:: Source data ::

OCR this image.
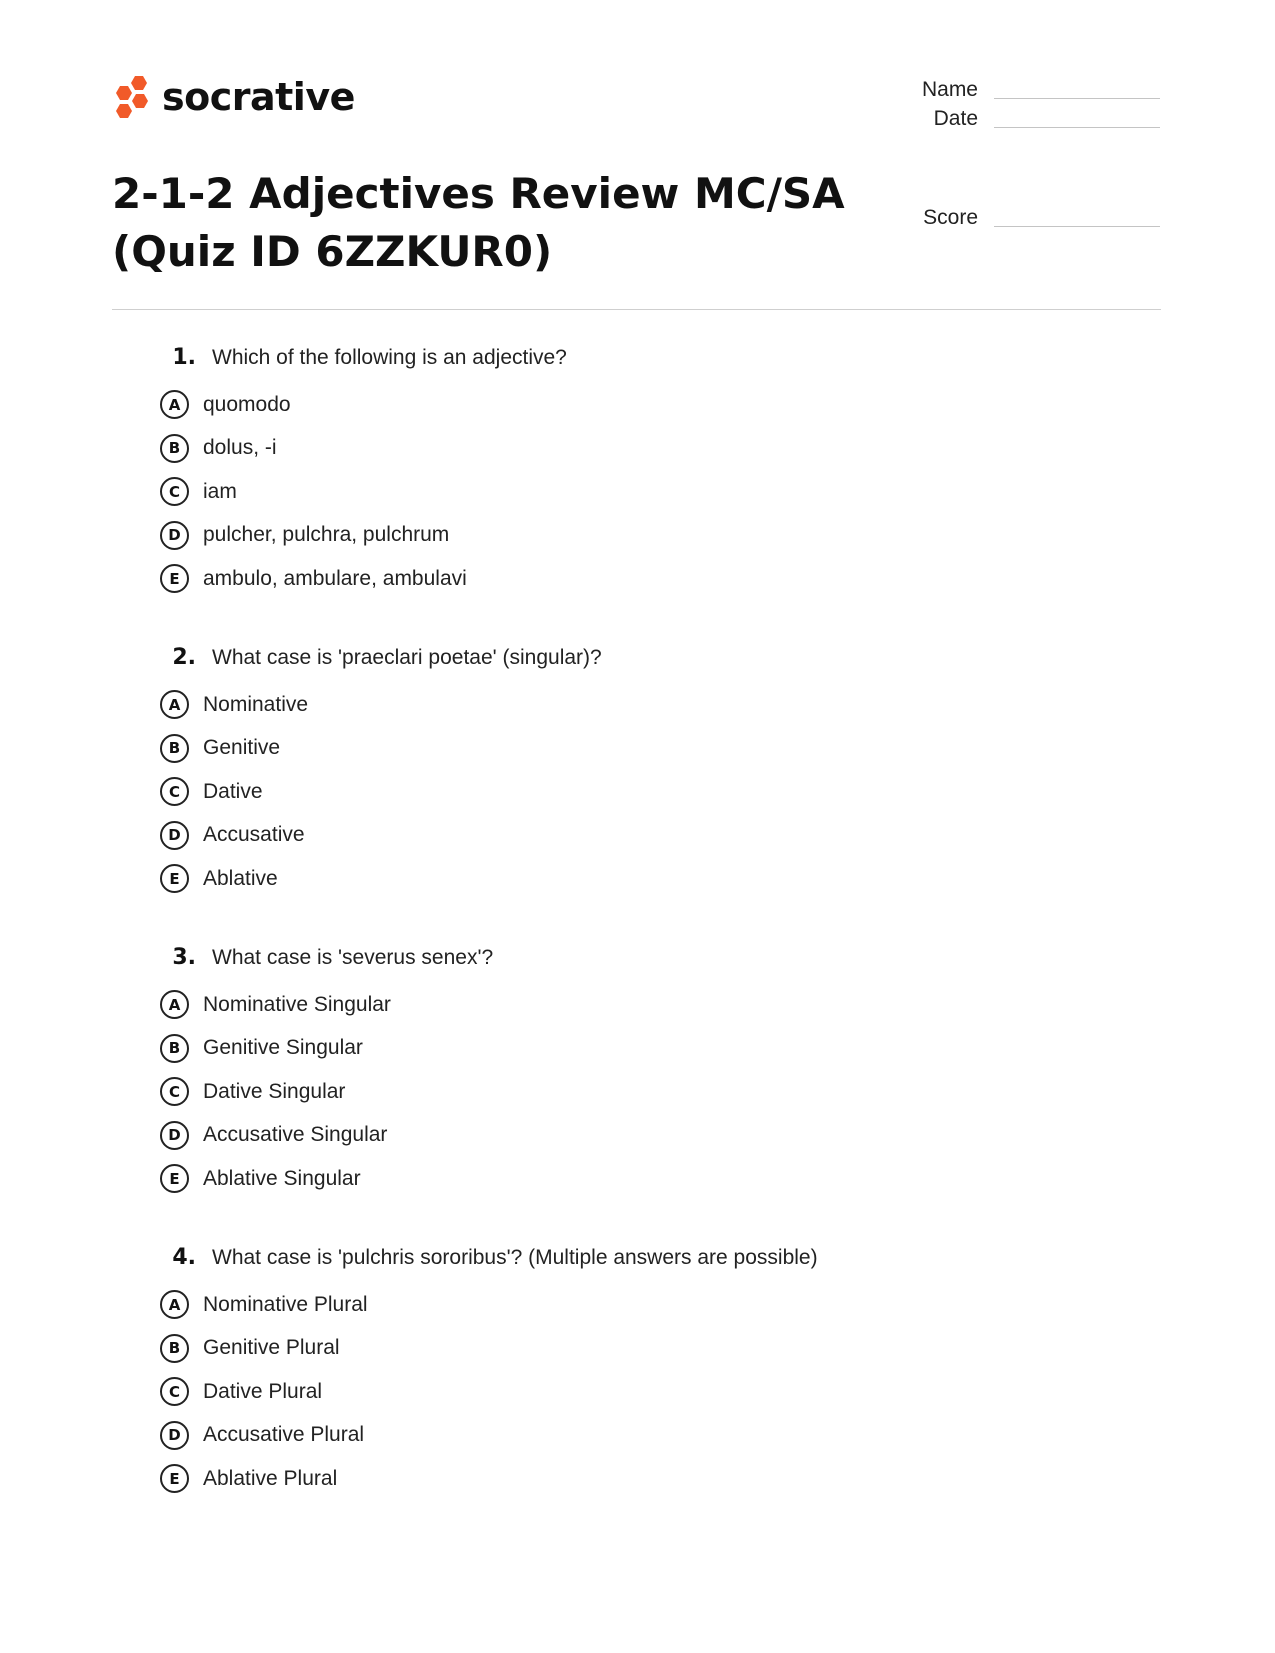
socrative	Name
Date
Score
2-1-2 Adjectives Review MC/SA
(Quiz ID 6ZZKUR0)
1. Which of the following is an adjective?
A	quomodo
B	dolus, -i
C	iam
D	pulcher, pulchra, pulchrum
E	ambulo, ambulare, ambulavi
2. What case is 'praeclari poetae' (singular)?
A	Nominative
B	Genitive
C	Dative
D	Accusative
E	Ablative
3. What case is 'severus senex'?
A	Nominative Singular
B	Genitive Singular
C	Dative Singular
D	Accusative Singular
E	Ablative Singular
4. What case is 'pulchris sororibus'? (Multiple answers are possible)
A	Nominative Plural
B	Genitive Plural
C	Dative Plural
D	Accusative Plural
E	Ablative Plural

:::

Exercise directions. All of the records need repeating exactly, except for the pictures.

Task result.
OCR this image.
socrative	Name
Date
Score
2-1-2 Adjectives Review MC/SA
(Quiz ID 6ZZKUR0)
1. Which of the following is an adjective?
A	quomodo
B	dolus, -i
C	iam
D	pulcher, pulchra, pulchrum
E	ambulo, ambulare, ambulavi
2. What case is 'praeclari poetae' (singular)?
A	Nominative
B	Genitive
C	Dative
D	Accusative
E	Ablative
3. What case is 'severus senex'?
A	Nominative Singular
B	Genitive Singular
C	Dative Singular
D	Accusative Singular
E	Ablative Singular
4. What case is 'pulchris sororibus'? (Multiple answers are possible)
A	Nominative Plural
B	Genitive Plural
C	Dative Plural
D	Accusative Plural
E	Ablative Plural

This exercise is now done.